> TEXT BLOCK:
########################################

Open banking shifts payments from closed, siloed systems toward API-based bank connectivity where customers control what data is shared and which payments are authorized.

Stripe notes that open banking can help businesses streamline payment services, optimize banking products, improve account management, and create more personalized financial experiences. PXP adds that open banking payments are designed around customer consent, transparency, secure authentication, and direct bank-to-bank transfers.

The market is still developing, but Stripe cites a Juniper Research forecast that open banking payment transaction values will exceed $330 billion globally by 2027. That scale helps explain why merchants, payment providers, fintechs, and software platforms are evaluating where open banking can reduce cost and operational friction.


How Account-to-Account Payments Work

Account-to-account payments, often called A2A payments, move funds directly between bank accounts. In open banking, that transfer is usually initiated by a regulated or authorized third-party provider after the customer grants permission.

Unlike a card transaction, where the payment passes through card networks and other intermediaries, an open banking payment uses APIs to connect the customer’s bank account, the payment provider, and the merchant or platform.

The Typical Open Banking Payment Flow

A simplified pay-by-bank transaction usually works like this:

  1. Customer Chooses Pay-by-Bank: At checkout, the customer selects a bank payment option instead of a card or wallet.
  2. Customer Selects Their Bank: The open banking provider routes the customer to their banking environment or authentication flow.
  3. Customer Gives Consent: The customer authorizes the payment and, where relevant, access to specific account data.
  4. Bank Authenticates the User: The bank verifies the customer through secure authentication.
  5. Payment Is Initiated: The third-party provider sends the payment instruction through a transaction API.

########################################

Element location listings:
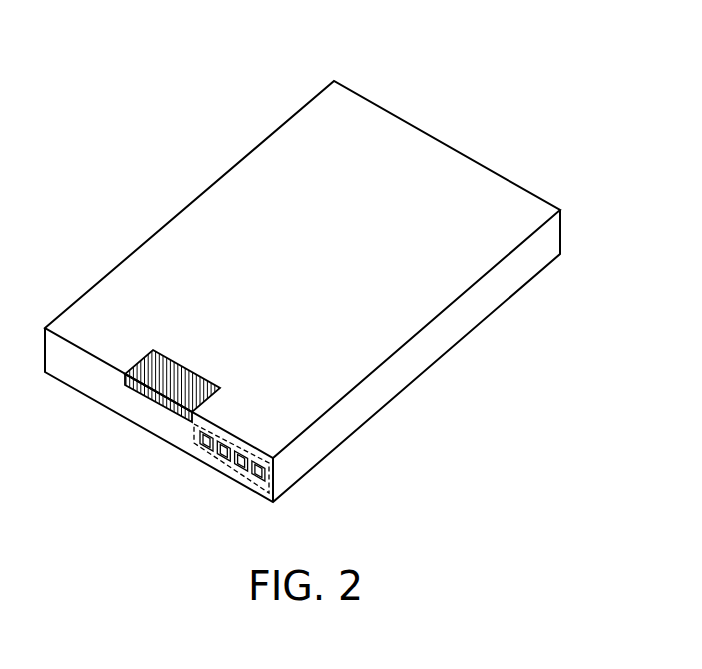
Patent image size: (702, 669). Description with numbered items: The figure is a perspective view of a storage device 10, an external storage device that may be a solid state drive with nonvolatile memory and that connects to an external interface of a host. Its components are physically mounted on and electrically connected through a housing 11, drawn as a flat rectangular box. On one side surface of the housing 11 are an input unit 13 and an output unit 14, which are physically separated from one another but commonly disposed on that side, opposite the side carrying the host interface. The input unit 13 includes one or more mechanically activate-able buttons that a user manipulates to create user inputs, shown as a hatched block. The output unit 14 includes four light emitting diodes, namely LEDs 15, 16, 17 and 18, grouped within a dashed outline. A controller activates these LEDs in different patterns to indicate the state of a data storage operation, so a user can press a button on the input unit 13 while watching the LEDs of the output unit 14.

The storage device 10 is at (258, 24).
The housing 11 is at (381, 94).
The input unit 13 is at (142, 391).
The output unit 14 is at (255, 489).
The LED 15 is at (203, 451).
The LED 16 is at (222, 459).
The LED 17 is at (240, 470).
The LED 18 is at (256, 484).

########################################

> DIRECTIVES:
1) Please edit the open banking text from "A simplified pay-by-bank" to "or authentication flow.", with "checkout" replaced by "payment".
2) Pick up the open banking payments text after its final sentence and carry it forward.
You can leave the records aside, since nothing here depends on them.

> EXPECTED OUTPUTS:
1)
A simplified pay-by-bank transaction usually works like this:

  1. Customer Chooses Pay-by-Bank: At payment, the customer selects a bank payment option instead of a card or wallet.
  2. Customer Selects Their Bank: The open banking provider routes the customer to their banking environment or authentication flow.

2)
  6. Funds Move Account-to-Account: The payment is transferred directly from the customer’s bank account to the merchant or receiving account.
  7. Data Supports Reconciliation: Transaction data can be used to match the payment to an invoice, order, bill, or customer account.

Stripe explains that open banking APIs generally fall into three categories:

API Type What It Does Common Payment-Related Uses
Data APIs Provide read-only access to account information, balances, and transaction history Account aggregation, affordability checks, cash flow dashboards
Transaction APIs Enable fund transfers, direct debits, and payment services Pay-by-bank, payment initiation, direct account-to-account payments
Product APIs Let third parties list financial products, rates, and terms Comparison tools, marketplaces, product discovery

PXP emphasizes that open banking payments differ from online banking. Online banking generally refers to a bank’s own digital services, such as viewing balances or making transfers inside the bank’s app or website. Open banking, by contrast, lets third-party providers securely access banking information and initiate payments across an interconnected ecosystem.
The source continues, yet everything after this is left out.